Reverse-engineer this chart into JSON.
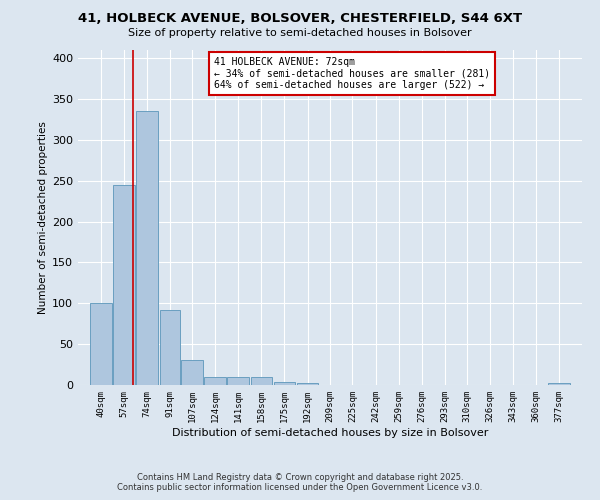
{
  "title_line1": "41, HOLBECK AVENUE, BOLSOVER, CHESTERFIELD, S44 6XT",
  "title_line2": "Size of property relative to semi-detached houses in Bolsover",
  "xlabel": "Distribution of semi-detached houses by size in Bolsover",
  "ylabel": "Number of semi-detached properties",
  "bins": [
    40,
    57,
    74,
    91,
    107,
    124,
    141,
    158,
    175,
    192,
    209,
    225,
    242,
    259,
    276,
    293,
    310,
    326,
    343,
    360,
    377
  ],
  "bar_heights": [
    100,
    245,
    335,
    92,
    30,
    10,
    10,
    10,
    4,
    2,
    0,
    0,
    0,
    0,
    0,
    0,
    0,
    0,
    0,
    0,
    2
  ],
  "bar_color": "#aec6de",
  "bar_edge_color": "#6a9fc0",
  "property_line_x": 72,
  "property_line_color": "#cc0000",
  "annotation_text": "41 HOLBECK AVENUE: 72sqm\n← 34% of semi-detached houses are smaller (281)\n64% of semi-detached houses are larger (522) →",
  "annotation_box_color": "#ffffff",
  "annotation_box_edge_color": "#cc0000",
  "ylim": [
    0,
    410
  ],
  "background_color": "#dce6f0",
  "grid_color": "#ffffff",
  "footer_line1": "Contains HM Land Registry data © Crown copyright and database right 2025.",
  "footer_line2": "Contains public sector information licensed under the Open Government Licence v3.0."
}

Request: Repeat the data above exactly, but not the pictures.

Solution for this exercise:
Reverse-engineer this chart into JSON.
{
  "title_line1": "41, HOLBECK AVENUE, BOLSOVER, CHESTERFIELD, S44 6XT",
  "title_line2": "Size of property relative to semi-detached houses in Bolsover",
  "xlabel": "Distribution of semi-detached houses by size in Bolsover",
  "ylabel": "Number of semi-detached properties",
  "bins": [
    40,
    57,
    74,
    91,
    107,
    124,
    141,
    158,
    175,
    192,
    209,
    225,
    242,
    259,
    276,
    293,
    310,
    326,
    343,
    360,
    377
  ],
  "bar_heights": [
    100,
    245,
    335,
    92,
    30,
    10,
    10,
    10,
    4,
    2,
    0,
    0,
    0,
    0,
    0,
    0,
    0,
    0,
    0,
    0,
    2
  ],
  "bar_color": "#aec6de",
  "bar_edge_color": "#6a9fc0",
  "property_line_x": 72,
  "property_line_color": "#cc0000",
  "annotation_text": "41 HOLBECK AVENUE: 72sqm\n← 34% of semi-detached houses are smaller (281)\n64% of semi-detached houses are larger (522) →",
  "annotation_box_color": "#ffffff",
  "annotation_box_edge_color": "#cc0000",
  "ylim": [
    0,
    410
  ],
  "background_color": "#dce6f0",
  "grid_color": "#ffffff",
  "footer_line1": "Contains HM Land Registry data © Crown copyright and database right 2025.",
  "footer_line2": "Contains public sector information licensed under the Open Government Licence v3.0."
}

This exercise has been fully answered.